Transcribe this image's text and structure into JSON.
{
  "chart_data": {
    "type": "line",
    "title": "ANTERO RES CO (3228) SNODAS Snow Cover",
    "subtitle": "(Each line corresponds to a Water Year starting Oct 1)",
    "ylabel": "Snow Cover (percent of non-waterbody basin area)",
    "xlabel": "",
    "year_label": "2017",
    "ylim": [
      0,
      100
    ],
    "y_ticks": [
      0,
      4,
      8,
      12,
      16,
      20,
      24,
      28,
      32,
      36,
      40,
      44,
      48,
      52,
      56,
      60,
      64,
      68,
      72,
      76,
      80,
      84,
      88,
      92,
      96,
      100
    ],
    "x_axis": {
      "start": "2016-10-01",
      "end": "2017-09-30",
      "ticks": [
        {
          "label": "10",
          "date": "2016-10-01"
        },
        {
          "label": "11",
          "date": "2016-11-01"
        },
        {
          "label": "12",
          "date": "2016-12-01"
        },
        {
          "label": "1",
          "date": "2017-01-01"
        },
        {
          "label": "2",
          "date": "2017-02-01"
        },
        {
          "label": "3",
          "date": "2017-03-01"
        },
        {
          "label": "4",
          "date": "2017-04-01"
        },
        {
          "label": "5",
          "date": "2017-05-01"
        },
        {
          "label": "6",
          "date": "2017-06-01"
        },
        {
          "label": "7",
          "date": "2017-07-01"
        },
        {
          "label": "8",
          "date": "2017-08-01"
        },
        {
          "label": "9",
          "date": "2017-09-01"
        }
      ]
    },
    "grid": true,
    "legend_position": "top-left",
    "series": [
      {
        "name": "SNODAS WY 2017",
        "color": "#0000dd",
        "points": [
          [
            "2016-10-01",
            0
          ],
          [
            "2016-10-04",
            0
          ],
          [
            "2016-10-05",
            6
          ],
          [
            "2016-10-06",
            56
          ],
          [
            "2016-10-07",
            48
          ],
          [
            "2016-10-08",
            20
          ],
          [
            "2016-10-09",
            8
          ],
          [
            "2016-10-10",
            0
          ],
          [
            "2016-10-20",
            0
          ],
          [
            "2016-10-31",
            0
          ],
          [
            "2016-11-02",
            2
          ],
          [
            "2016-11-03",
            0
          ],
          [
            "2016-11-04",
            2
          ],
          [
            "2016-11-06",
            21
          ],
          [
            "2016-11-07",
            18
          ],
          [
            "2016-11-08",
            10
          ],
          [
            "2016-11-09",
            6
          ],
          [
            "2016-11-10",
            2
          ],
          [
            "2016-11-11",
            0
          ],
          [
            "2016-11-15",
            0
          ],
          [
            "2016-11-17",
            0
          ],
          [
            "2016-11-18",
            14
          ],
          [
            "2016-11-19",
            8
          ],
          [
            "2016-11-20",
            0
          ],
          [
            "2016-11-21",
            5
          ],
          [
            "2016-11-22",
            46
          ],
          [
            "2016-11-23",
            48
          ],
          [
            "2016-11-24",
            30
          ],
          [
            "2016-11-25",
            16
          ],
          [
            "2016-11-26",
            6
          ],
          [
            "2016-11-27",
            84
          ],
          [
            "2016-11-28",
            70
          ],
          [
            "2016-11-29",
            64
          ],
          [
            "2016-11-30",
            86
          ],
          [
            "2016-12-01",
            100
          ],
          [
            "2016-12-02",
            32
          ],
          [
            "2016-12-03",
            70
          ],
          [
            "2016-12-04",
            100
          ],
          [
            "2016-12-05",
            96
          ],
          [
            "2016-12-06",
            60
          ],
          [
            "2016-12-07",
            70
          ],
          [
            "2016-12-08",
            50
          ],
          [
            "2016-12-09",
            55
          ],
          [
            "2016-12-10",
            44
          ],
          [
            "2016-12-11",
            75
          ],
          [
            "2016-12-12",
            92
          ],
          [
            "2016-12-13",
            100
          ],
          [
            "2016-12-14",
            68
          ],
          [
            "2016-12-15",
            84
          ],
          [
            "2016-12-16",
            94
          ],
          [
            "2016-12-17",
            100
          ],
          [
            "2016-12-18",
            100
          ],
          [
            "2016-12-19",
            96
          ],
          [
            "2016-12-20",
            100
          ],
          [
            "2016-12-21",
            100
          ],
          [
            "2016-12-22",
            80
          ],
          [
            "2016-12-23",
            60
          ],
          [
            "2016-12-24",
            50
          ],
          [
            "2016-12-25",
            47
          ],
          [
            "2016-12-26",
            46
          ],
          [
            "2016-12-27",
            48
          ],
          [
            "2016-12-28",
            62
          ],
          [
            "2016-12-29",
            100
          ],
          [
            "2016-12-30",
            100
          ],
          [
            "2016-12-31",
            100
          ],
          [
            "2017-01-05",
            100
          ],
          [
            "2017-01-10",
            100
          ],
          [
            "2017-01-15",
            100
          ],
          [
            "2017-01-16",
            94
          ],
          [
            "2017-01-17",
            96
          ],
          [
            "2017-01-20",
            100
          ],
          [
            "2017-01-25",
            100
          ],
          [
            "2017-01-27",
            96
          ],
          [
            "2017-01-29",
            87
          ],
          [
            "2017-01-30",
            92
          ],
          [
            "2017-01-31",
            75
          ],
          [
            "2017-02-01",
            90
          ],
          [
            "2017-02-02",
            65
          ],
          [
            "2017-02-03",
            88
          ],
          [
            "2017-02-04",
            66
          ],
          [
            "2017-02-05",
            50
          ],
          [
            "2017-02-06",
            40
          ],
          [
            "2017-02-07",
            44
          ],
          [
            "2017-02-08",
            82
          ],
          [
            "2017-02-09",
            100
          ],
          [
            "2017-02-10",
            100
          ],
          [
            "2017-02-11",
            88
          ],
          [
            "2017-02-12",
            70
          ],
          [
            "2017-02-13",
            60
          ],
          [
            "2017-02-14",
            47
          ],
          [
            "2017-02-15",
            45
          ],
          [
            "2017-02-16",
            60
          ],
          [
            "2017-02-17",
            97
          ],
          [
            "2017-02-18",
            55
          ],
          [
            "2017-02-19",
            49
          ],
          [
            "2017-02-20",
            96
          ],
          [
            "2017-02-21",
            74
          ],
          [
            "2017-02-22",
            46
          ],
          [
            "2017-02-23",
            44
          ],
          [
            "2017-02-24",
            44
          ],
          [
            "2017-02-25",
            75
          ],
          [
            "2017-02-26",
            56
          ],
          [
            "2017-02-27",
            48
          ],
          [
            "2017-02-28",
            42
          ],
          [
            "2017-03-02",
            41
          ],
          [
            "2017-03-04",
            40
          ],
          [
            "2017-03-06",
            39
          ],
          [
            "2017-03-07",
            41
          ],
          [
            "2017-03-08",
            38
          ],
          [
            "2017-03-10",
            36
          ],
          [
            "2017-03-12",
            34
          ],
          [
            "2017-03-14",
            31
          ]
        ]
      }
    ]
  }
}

## [PROBLEM DETAILS]
Above are the records; copy all of them exactly.

## [OUTPUT BELOW]
Transcribe this image's text and structure into JSON.
{
  "chart_data": {
    "type": "line",
    "title": "ANTERO RES CO (3228) SNODAS Snow Cover",
    "subtitle": "(Each line corresponds to a Water Year starting Oct 1)",
    "ylabel": "Snow Cover (percent of non-waterbody basin area)",
    "xlabel": "",
    "year_label": "2017",
    "ylim": [
      0,
      100
    ],
    "y_ticks": [
      0,
      4,
      8,
      12,
      16,
      20,
      24,
      28,
      32,
      36,
      40,
      44,
      48,
      52,
      56,
      60,
      64,
      68,
      72,
      76,
      80,
      84,
      88,
      92,
      96,
      100
    ],
    "x_axis": {
      "start": "2016-10-01",
      "end": "2017-09-30",
      "ticks": [
        {
          "label": "10",
          "date": "2016-10-01"
        },
        {
          "label": "11",
          "date": "2016-11-01"
        },
        {
          "label": "12",
          "date": "2016-12-01"
        },
        {
          "label": "1",
          "date": "2017-01-01"
        },
        {
          "label": "2",
          "date": "2017-02-01"
        },
        {
          "label": "3",
          "date": "2017-03-01"
        },
        {
          "label": "4",
          "date": "2017-04-01"
        },
        {
          "label": "5",
          "date": "2017-05-01"
        },
        {
          "label": "6",
          "date": "2017-06-01"
        },
        {
          "label": "7",
          "date": "2017-07-01"
        },
        {
          "label": "8",
          "date": "2017-08-01"
        },
        {
          "label": "9",
          "date": "2017-09-01"
        }
      ]
    },
    "grid": true,
    "legend_position": "top-left",
    "series": [
      {
        "name": "SNODAS WY 2017",
        "color": "#0000dd",
        "points": [
          [
            "2016-10-01",
            0
          ],
          [
            "2016-10-04",
            0
          ],
          [
            "2016-10-05",
            6
          ],
          [
            "2016-10-06",
            56
          ],
          [
            "2016-10-07",
            48
          ],
          [
            "2016-10-08",
            20
          ],
          [
            "2016-10-09",
            8
          ],
          [
            "2016-10-10",
            0
          ],
          [
            "2016-10-20",
            0
          ],
          [
            "2016-10-31",
            0
          ],
          [
            "2016-11-02",
            2
          ],
          [
            "2016-11-03",
            0
          ],
          [
            "2016-11-04",
            2
          ],
          [
            "2016-11-06",
            21
          ],
          [
            "2016-11-07",
            18
          ],
          [
            "2016-11-08",
            10
          ],
          [
            "2016-11-09",
            6
          ],
          [
            "2016-11-10",
            2
          ],
          [
            "2016-11-11",
            0
          ],
          [
            "2016-11-15",
            0
          ],
          [
            "2016-11-17",
            0
          ],
          [
            "2016-11-18",
            14
          ],
          [
            "2016-11-19",
            8
          ],
          [
            "2016-11-20",
            0
          ],
          [
            "2016-11-21",
            5
          ],
          [
            "2016-11-22",
            46
          ],
          [
            "2016-11-23",
            48
          ],
          [
            "2016-11-24",
            30
          ],
          [
            "2016-11-25",
            16
          ],
          [
            "2016-11-26",
            6
          ],
          [
            "2016-11-27",
            84
          ],
          [
            "2016-11-28",
            70
          ],
          [
            "2016-11-29",
            64
          ],
          [
            "2016-11-30",
            86
          ],
          [
            "2016-12-01",
            100
          ],
          [
            "2016-12-02",
            32
          ],
          [
            "2016-12-03",
            70
          ],
          [
            "2016-12-04",
            100
          ],
          [
            "2016-12-05",
            96
          ],
          [
            "2016-12-06",
            60
          ],
          [
            "2016-12-07",
            70
          ],
          [
            "2016-12-08",
            50
          ],
          [
            "2016-12-09",
            55
          ],
          [
            "2016-12-10",
            44
          ],
          [
            "2016-12-11",
            75
          ],
          [
            "2016-12-12",
            92
          ],
          [
            "2016-12-13",
            100
          ],
          [
            "2016-12-14",
            68
          ],
          [
            "2016-12-15",
            84
          ],
          [
            "2016-12-16",
            94
          ],
          [
            "2016-12-17",
            100
          ],
          [
            "2016-12-18",
            100
          ],
          [
            "2016-12-19",
            96
          ],
          [
            "2016-12-20",
            100
          ],
          [
            "2016-12-21",
            100
          ],
          [
            "2016-12-22",
            80
          ],
          [
            "2016-12-23",
            60
          ],
          [
            "2016-12-24",
            50
          ],
          [
            "2016-12-25",
            47
          ],
          [
            "2016-12-26",
            46
          ],
          [
            "2016-12-27",
            48
          ],
          [
            "2016-12-28",
            62
          ],
          [
            "2016-12-29",
            100
          ],
          [
            "2016-12-30",
            100
          ],
          [
            "2016-12-31",
            100
          ],
          [
            "2017-01-05",
            100
          ],
          [
            "2017-01-10",
            100
          ],
          [
            "2017-01-15",
            100
          ],
          [
            "2017-01-16",
            94
          ],
          [
            "2017-01-17",
            96
          ],
          [
            "2017-01-20",
            100
          ],
          [
            "2017-01-25",
            100
          ],
          [
            "2017-01-27",
            96
          ],
          [
            "2017-01-29",
            87
          ],
          [
            "2017-01-30",
            92
          ],
          [
            "2017-01-31",
            75
          ],
          [
            "2017-02-01",
            90
          ],
          [
            "2017-02-02",
            65
          ],
          [
            "2017-02-03",
            88
          ],
          [
            "2017-02-04",
            66
          ],
          [
            "2017-02-05",
            50
          ],
          [
            "2017-02-06",
            40
          ],
          [
            "2017-02-07",
            44
          ],
          [
            "2017-02-08",
            82
          ],
          [
            "2017-02-09",
            100
          ],
          [
            "2017-02-10",
            100
          ],
          [
            "2017-02-11",
            88
          ],
          [
            "2017-02-12",
            70
          ],
          [
            "2017-02-13",
            60
          ],
          [
            "2017-02-14",
            47
          ],
          [
            "2017-02-15",
            45
          ],
          [
            "2017-02-16",
            60
          ],
          [
            "2017-02-17",
            97
          ],
          [
            "2017-02-18",
            55
          ],
          [
            "2017-02-19",
            49
          ],
          [
            "2017-02-20",
            96
          ],
          [
            "2017-02-21",
            74
          ],
          [
            "2017-02-22",
            46
          ],
          [
            "2017-02-23",
            44
          ],
          [
            "2017-02-24",
            44
          ],
          [
            "2017-02-25",
            75
          ],
          [
            "2017-02-26",
            56
          ],
          [
            "2017-02-27",
            48
          ],
          [
            "2017-02-28",
            42
          ],
          [
            "2017-03-02",
            41
          ],
          [
            "2017-03-04",
            40
          ],
          [
            "2017-03-06",
            39
          ],
          [
            "2017-03-07",
            41
          ],
          [
            "2017-03-08",
            38
          ],
          [
            "2017-03-10",
            36
          ],
          [
            "2017-03-12",
            34
          ],
          [
            "2017-03-14",
            31
          ]
        ]
      }
    ]
  }
}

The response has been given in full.